# SHORT EXERCISE:
Write out the whole listing word for word.

# EXTRACTED MATERIAL:

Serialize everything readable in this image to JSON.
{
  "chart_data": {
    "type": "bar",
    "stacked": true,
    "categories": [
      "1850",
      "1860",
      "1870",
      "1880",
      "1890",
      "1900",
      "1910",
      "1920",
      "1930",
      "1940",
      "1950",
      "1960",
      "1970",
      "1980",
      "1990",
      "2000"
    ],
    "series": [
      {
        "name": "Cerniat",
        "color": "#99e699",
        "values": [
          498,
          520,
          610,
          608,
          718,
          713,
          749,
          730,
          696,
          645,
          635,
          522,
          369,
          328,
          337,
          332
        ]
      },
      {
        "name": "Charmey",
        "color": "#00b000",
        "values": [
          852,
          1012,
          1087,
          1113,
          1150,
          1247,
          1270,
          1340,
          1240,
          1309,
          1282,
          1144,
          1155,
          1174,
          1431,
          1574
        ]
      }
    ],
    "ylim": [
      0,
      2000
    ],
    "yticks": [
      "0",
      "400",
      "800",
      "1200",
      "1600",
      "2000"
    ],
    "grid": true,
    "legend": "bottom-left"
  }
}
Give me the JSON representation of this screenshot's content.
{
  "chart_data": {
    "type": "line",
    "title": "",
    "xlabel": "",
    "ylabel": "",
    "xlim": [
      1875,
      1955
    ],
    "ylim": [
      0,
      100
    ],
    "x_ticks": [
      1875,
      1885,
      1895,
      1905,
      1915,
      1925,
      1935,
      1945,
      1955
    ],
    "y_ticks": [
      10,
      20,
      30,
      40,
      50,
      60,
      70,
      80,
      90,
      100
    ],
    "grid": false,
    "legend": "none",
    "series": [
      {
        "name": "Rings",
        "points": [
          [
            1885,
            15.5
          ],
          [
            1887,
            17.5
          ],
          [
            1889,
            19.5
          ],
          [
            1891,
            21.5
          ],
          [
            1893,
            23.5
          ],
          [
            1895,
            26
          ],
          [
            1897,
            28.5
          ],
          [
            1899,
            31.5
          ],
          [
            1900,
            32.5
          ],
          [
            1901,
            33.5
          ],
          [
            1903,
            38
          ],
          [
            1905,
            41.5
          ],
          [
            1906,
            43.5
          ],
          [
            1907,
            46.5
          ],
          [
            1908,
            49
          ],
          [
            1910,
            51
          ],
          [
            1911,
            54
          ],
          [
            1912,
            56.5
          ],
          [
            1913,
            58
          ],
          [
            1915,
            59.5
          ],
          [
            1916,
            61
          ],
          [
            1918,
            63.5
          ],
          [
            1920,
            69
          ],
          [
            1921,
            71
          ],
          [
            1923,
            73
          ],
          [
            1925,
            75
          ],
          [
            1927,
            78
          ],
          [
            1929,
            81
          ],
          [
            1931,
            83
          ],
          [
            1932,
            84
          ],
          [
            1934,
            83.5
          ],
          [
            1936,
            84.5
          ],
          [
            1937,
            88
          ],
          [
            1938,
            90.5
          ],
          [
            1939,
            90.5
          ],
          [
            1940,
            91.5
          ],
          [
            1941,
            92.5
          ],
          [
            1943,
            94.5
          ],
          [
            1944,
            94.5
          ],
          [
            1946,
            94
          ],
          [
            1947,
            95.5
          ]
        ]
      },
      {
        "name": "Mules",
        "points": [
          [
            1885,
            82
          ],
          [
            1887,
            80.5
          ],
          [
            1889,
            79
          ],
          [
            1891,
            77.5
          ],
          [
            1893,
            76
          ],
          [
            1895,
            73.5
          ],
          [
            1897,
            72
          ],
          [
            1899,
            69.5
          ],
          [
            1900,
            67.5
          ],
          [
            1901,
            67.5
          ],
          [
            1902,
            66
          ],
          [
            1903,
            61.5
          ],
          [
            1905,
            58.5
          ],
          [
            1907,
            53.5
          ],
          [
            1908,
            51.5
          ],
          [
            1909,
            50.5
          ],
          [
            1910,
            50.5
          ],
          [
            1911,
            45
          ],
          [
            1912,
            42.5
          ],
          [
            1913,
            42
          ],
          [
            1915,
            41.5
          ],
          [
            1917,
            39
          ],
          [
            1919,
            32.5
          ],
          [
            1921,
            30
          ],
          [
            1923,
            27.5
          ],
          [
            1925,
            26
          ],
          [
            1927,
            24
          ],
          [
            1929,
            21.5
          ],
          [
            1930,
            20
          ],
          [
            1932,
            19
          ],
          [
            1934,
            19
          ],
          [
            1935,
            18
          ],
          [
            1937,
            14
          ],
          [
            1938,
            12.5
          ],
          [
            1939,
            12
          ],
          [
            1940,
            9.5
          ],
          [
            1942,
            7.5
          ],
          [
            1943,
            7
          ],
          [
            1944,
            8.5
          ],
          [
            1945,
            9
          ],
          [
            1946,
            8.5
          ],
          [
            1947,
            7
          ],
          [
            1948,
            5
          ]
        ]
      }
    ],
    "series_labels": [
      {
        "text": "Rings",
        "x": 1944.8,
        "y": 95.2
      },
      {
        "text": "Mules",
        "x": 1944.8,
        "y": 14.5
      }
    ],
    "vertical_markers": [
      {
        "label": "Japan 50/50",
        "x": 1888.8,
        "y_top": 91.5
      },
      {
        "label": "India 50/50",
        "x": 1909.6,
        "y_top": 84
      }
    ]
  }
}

# ANSWER TO THIS EXERCISE:
Serialize everything readable in this image to JSON.
{
  "chart_data": {
    "type": "bar",
    "stacked": true,
    "categories": [
      "1850",
      "1860",
      "1870",
      "1880",
      "1890",
      "1900",
      "1910",
      "1920",
      "1930",
      "1940",
      "1950",
      "1960",
      "1970",
      "1980",
      "1990",
      "2000"
    ],
    "series": [
      {
        "name": "Cerniat",
        "color": "#99e699",
        "values": [
          498,
          520,
          610,
          608,
          718,
          713,
          749,
          730,
          696,
          645,
          635,
          522,
          369,
          328,
          337,
          332
        ]
      },
      {
        "name": "Charmey",
        "color": "#00b000",
        "values": [
          852,
          1012,
          1087,
          1113,
          1150,
          1247,
          1270,
          1340,
          1240,
          1309,
          1282,
          1144,
          1155,
          1174,
          1431,
          1574
        ]
      }
    ],
    "ylim": [
      0,
      2000
    ],
    "yticks": [
      "0",
      "400",
      "800",
      "1200",
      "1600",
      "2000"
    ],
    "grid": true,
    "legend": "bottom-left"
  }
}
Give me the JSON representation of this screenshot's content.
{
  "chart_data": {
    "type": "line",
    "title": "",
    "xlabel": "",
    "ylabel": "",
    "xlim": [
      1875,
      1955
    ],
    "ylim": [
      0,
      100
    ],
    "x_ticks": [
      1875,
      1885,
      1895,
      1905,
      1915,
      1925,
      1935,
      1945,
      1955
    ],
    "y_ticks": [
      10,
      20,
      30,
      40,
      50,
      60,
      70,
      80,
      90,
      100
    ],
    "grid": false,
    "legend": "none",
    "series": [
      {
        "name": "Rings",
        "points": [
          [
            1885,
            15.5
          ],
          [
            1887,
            17.5
          ],
          [
            1889,
            19.5
          ],
          [
            1891,
            21.5
          ],
          [
            1893,
            23.5
          ],
          [
            1895,
            26
          ],
          [
            1897,
            28.5
          ],
          [
            1899,
            31.5
          ],
          [
            1900,
            32.5
          ],
          [
            1901,
            33.5
          ],
          [
            1903,
            38
          ],
          [
            1905,
            41.5
          ],
          [
            1906,
            43.5
          ],
          [
            1907,
            46.5
          ],
          [
            1908,
            49
          ],
          [
            1910,
            51
          ],
          [
            1911,
            54
          ],
          [
            1912,
            56.5
          ],
          [
            1913,
            58
          ],
          [
            1915,
            59.5
          ],
          [
            1916,
            61
          ],
          [
            1918,
            63.5
          ],
          [
            1920,
            69
          ],
          [
            1921,
            71
          ],
          [
            1923,
            73
          ],
          [
            1925,
            75
          ],
          [
            1927,
            78
          ],
          [
            1929,
            81
          ],
          [
            1931,
            83
          ],
          [
            1932,
            84
          ],
          [
            1934,
            83.5
          ],
          [
            1936,
            84.5
          ],
          [
            1937,
            88
          ],
          [
            1938,
            90.5
          ],
          [
            1939,
            90.5
          ],
          [
            1940,
            91.5
          ],
          [
            1941,
            92.5
          ],
          [
            1943,
            94.5
          ],
          [
            1944,
            94.5
          ],
          [
            1946,
            94
          ],
          [
            1947,
            95.5
          ]
        ]
      },
      {
        "name": "Mules",
        "points": [
          [
            1885,
            82
          ],
          [
            1887,
            80.5
          ],
          [
            1889,
            79
          ],
          [
            1891,
            77.5
          ],
          [
            1893,
            76
          ],
          [
            1895,
            73.5
          ],
          [
            1897,
            72
          ],
          [
            1899,
            69.5
          ],
          [
            1900,
            67.5
          ],
          [
            1901,
            67.5
          ],
          [
            1902,
            66
          ],
          [
            1903,
            61.5
          ],
          [
            1905,
            58.5
          ],
          [
            1907,
            53.5
          ],
          [
            1908,
            51.5
          ],
          [
            1909,
            50.5
          ],
          [
            1910,
            50.5
          ],
          [
            1911,
            45
          ],
          [
            1912,
            42.5
          ],
          [
            1913,
            42
          ],
          [
            1915,
            41.5
          ],
          [
            1917,
            39
          ],
          [
            1919,
            32.5
          ],
          [
            1921,
            30
          ],
          [
            1923,
            27.5
          ],
          [
            1925,
            26
          ],
          [
            1927,
            24
          ],
          [
            1929,
            21.5
          ],
          [
            1930,
            20
          ],
          [
            1932,
            19
          ],
          [
            1934,
            19
          ],
          [
            1935,
            18
          ],
          [
            1937,
            14
          ],
          [
            1938,
            12.5
          ],
          [
            1939,
            12
          ],
          [
            1940,
            9.5
          ],
          [
            1942,
            7.5
          ],
          [
            1943,
            7
          ],
          [
            1944,
            8.5
          ],
          [
            1945,
            9
          ],
          [
            1946,
            8.5
          ],
          [
            1947,
            7
          ],
          [
            1948,
            5
          ]
        ]
      }
    ],
    "series_labels": [
      {
        "text": "Rings",
        "x": 1944.8,
        "y": 95.2
      },
      {
        "text": "Mules",
        "x": 1944.8,
        "y": 14.5
      }
    ],
    "vertical_markers": [
      {
        "label": "Japan 50/50",
        "x": 1888.8,
        "y_top": 91.5
      },
      {
        "label": "India 50/50",
        "x": 1909.6,
        "y_top": 84
      }
    ]
  }
}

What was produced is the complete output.